───── PROVIDED RECORDS

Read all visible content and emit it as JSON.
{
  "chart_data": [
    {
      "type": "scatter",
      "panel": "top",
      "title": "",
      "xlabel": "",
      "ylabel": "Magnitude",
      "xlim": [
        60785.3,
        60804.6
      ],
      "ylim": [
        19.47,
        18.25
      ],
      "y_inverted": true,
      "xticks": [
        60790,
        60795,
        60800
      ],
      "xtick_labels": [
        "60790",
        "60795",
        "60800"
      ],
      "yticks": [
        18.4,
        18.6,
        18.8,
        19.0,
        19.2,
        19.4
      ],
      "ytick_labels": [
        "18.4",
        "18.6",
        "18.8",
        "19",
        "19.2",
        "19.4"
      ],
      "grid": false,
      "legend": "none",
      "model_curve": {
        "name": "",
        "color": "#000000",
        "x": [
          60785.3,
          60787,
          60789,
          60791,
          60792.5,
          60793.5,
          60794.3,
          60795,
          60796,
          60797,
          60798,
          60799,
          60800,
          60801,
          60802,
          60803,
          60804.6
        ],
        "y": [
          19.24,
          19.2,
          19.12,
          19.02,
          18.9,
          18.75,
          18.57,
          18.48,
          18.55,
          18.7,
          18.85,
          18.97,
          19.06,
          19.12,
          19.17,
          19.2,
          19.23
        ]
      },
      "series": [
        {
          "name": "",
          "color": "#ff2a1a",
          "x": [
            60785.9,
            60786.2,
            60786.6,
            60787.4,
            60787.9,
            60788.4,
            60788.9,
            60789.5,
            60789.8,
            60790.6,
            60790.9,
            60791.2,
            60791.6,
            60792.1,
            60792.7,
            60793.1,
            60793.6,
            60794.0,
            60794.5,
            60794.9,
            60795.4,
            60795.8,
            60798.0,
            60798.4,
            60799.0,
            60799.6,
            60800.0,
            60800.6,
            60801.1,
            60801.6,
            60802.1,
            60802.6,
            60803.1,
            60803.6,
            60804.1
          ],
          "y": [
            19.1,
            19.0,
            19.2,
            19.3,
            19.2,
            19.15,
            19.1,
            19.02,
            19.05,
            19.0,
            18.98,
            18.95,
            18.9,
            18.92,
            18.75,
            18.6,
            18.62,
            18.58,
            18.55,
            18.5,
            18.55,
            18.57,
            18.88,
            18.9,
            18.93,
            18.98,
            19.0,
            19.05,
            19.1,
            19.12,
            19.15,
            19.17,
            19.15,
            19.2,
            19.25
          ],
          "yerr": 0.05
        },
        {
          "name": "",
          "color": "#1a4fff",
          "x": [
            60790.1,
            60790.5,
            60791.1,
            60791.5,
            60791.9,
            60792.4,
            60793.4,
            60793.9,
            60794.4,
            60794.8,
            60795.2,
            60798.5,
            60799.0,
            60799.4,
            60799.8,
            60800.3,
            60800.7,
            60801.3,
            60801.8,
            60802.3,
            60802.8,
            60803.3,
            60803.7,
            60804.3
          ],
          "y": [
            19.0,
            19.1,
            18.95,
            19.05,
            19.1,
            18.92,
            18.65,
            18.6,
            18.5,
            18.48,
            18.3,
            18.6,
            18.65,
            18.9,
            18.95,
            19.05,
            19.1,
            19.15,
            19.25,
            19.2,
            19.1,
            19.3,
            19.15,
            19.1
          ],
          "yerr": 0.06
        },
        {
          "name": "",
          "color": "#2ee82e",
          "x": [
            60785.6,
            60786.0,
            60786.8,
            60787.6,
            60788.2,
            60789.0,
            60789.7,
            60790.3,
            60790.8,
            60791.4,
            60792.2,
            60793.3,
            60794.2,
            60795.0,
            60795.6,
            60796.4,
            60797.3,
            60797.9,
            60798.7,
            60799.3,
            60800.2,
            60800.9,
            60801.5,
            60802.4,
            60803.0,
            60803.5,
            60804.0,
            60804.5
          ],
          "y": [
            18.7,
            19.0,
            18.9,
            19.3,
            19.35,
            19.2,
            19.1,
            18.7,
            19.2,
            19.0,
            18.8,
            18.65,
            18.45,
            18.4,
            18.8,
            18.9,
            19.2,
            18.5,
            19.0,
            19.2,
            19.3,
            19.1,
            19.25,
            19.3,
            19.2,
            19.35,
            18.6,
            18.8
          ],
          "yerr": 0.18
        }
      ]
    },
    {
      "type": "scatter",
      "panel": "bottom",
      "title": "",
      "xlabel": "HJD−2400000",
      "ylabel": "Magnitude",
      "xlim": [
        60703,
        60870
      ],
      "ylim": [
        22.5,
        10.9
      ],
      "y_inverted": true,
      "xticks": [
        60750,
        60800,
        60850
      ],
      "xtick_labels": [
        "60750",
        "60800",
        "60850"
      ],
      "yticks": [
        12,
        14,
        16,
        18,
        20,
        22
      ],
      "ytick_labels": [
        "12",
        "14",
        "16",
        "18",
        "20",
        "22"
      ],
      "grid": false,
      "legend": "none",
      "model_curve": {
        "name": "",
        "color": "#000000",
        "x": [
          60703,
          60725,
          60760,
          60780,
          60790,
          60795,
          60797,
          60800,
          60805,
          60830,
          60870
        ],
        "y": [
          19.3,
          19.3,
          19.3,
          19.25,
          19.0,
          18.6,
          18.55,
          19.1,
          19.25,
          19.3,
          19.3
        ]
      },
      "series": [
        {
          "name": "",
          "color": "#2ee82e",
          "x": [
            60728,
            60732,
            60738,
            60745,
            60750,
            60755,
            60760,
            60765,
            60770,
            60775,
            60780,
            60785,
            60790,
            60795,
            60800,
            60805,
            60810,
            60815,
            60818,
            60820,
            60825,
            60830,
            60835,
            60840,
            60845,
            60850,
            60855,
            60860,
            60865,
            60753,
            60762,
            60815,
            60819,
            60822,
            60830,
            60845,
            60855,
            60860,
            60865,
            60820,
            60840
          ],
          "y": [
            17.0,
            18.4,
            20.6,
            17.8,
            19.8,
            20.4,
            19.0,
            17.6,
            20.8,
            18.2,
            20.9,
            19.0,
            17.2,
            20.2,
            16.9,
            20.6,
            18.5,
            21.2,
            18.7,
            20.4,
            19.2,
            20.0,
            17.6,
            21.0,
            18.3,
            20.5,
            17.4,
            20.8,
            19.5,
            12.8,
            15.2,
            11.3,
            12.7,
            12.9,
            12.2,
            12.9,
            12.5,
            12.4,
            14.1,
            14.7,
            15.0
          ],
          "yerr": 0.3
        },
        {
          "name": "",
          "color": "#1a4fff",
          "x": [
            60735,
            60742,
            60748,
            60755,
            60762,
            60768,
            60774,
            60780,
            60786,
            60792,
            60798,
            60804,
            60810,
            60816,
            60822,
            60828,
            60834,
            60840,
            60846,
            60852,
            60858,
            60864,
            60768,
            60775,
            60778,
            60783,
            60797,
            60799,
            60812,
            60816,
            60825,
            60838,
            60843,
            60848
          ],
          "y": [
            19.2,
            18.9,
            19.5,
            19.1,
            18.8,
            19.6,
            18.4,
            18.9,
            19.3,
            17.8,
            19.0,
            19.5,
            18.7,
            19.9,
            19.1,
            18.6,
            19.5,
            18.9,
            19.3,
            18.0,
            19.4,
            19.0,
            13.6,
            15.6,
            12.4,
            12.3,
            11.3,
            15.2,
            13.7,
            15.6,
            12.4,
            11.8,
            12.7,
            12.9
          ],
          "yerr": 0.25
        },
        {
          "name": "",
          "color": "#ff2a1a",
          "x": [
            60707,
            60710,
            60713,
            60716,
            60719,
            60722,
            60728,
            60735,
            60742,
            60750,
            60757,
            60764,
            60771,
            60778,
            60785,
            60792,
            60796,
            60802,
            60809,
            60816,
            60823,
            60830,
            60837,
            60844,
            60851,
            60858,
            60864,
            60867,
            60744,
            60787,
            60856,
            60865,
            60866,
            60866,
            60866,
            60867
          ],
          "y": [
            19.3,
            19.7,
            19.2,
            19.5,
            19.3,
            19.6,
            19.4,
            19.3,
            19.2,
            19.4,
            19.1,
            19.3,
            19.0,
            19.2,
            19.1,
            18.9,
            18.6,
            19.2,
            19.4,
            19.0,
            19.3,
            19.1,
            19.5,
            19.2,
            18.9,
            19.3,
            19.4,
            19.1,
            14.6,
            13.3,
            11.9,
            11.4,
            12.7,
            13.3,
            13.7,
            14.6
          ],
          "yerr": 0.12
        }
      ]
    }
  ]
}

──────────

• TASK STATEMENT: Identify each line in the records above containing the word "yerr"; copy those lines.

• ANSWER IN FULL:
          "yerr": 0.05
          "yerr": 0.06
          "yerr": 0.18
          "yerr": 0.3
          "yerr": 0.25
          "yerr": 0.12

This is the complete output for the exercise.